YOUR OBJECTIVE> Select all lines with the string "mother" in them, and copy those lines.
# # # #
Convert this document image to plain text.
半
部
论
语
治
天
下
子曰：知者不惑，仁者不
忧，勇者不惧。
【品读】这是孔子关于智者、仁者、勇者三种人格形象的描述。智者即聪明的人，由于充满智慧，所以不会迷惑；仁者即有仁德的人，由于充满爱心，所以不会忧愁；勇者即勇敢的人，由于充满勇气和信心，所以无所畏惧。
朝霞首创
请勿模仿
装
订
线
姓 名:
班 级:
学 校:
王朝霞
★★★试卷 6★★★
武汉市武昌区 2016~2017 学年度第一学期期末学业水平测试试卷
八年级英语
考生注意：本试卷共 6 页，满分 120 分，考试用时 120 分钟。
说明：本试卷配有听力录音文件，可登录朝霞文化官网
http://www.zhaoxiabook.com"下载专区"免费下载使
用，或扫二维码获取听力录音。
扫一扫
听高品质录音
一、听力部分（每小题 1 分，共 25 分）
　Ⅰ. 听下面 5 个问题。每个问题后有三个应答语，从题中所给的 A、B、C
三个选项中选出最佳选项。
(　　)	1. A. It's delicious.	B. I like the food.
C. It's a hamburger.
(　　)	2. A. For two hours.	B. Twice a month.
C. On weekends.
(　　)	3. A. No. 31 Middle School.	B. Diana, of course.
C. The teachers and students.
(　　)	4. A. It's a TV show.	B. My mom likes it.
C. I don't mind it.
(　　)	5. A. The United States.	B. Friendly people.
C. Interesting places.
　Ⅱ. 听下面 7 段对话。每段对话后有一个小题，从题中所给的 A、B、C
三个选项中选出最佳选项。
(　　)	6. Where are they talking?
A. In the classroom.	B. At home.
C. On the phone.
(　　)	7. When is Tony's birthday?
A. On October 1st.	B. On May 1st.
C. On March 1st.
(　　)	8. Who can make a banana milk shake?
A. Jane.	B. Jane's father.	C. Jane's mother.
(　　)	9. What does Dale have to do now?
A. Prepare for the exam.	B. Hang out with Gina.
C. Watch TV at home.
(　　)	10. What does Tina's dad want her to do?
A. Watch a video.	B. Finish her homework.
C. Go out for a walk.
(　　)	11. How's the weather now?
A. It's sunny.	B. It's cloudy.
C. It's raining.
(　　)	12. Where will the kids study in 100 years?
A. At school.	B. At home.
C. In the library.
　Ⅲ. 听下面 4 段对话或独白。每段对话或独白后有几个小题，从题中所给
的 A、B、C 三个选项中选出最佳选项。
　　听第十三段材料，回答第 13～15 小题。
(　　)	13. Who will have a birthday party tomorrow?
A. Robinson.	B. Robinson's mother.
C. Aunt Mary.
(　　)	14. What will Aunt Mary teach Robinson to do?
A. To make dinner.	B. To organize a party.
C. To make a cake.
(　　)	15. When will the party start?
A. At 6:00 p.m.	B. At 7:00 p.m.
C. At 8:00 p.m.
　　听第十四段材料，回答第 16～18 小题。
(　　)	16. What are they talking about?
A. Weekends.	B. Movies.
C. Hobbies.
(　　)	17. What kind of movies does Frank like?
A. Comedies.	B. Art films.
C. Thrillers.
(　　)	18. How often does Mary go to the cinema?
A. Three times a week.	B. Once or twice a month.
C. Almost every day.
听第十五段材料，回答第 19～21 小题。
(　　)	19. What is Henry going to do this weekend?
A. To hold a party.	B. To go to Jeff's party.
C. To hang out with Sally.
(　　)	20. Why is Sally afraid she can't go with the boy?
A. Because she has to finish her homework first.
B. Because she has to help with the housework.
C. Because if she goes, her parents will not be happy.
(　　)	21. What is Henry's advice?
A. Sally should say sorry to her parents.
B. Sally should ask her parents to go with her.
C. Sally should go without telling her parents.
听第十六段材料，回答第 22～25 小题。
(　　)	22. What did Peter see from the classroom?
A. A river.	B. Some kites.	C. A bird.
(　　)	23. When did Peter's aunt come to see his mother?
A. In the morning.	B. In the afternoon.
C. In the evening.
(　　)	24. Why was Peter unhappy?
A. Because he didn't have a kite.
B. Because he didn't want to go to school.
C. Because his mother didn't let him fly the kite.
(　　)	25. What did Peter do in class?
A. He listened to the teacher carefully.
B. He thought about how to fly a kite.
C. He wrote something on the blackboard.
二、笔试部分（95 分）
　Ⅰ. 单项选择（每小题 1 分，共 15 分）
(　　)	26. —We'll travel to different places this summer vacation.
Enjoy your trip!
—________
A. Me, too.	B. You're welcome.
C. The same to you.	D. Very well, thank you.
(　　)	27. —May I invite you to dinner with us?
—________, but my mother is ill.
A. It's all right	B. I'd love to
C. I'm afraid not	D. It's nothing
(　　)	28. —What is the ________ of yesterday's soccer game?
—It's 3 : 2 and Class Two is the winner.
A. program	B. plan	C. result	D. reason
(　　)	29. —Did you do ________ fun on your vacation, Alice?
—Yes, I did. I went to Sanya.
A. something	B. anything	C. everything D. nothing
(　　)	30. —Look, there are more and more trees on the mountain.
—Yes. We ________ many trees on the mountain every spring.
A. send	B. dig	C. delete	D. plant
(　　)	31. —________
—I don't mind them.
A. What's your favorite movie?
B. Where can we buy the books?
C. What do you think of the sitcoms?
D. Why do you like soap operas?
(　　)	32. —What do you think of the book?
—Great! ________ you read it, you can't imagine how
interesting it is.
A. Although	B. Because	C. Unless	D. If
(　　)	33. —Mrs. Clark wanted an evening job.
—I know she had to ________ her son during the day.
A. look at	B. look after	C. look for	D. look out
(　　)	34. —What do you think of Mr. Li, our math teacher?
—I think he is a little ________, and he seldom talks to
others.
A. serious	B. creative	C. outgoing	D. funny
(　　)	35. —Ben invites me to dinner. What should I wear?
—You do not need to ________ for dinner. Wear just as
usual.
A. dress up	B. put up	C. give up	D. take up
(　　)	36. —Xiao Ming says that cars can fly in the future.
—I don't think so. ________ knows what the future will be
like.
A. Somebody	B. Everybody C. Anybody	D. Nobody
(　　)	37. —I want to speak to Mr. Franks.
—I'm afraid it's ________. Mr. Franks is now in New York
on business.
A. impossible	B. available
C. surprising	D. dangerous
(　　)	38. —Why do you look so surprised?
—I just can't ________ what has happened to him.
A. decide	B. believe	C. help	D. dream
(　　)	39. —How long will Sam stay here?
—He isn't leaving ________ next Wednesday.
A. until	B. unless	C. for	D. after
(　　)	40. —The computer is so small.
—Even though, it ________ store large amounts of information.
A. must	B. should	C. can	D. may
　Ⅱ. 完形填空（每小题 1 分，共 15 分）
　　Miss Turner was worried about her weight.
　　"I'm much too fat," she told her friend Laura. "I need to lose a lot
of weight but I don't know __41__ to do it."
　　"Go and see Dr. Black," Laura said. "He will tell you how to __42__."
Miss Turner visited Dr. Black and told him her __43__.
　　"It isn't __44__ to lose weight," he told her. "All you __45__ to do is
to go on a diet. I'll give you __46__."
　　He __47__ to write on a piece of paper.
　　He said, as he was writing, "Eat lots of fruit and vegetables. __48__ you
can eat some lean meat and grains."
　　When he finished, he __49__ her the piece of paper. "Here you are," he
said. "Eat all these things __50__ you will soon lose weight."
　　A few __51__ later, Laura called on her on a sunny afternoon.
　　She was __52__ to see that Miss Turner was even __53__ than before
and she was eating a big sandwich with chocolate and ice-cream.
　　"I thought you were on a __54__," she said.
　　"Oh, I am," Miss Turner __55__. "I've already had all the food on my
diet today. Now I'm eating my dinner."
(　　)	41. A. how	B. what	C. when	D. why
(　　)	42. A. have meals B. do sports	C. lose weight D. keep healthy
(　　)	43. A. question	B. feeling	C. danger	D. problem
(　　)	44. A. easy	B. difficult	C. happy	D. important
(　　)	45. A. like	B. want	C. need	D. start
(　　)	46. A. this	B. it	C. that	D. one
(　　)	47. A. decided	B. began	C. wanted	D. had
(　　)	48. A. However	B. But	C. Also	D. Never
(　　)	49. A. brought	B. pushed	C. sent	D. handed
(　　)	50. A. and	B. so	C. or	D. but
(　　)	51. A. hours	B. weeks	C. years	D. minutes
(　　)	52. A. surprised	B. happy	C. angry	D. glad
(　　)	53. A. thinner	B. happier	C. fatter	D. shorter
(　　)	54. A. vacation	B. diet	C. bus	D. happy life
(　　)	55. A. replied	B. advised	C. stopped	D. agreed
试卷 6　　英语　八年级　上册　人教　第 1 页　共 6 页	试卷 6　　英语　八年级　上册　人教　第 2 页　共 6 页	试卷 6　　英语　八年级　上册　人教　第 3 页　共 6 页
# # # #
THE RESPONSE>
A. Jane.	B. Jane's father.	C. Jane's mother.
A. Robinson.	B. Robinson's mother.
(　　)	23. When did Peter's aunt come to see his mother?
C. Because his mother didn't let him fly the kite.
—________, but my mother is ill.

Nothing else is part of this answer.